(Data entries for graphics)
%%

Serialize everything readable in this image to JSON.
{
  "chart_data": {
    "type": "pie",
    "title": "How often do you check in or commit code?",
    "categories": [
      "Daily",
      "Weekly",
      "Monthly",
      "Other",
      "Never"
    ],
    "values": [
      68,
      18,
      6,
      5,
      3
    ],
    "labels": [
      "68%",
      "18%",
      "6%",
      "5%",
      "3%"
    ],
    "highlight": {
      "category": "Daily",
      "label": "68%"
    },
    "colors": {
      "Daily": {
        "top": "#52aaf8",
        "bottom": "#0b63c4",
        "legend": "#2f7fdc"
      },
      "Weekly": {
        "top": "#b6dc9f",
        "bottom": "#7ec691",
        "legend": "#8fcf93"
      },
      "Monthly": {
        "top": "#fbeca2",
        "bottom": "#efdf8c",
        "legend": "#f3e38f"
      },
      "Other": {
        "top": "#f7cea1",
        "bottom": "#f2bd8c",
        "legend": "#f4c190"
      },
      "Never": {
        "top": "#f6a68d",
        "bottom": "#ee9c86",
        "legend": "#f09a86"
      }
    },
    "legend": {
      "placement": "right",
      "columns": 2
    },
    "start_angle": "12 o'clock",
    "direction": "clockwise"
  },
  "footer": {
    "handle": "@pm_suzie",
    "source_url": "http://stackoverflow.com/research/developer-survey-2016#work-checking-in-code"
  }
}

%%

(What to produce)
In the records above, how many lines contain the word "legend"? Give the number alone.

(Expected answer)
6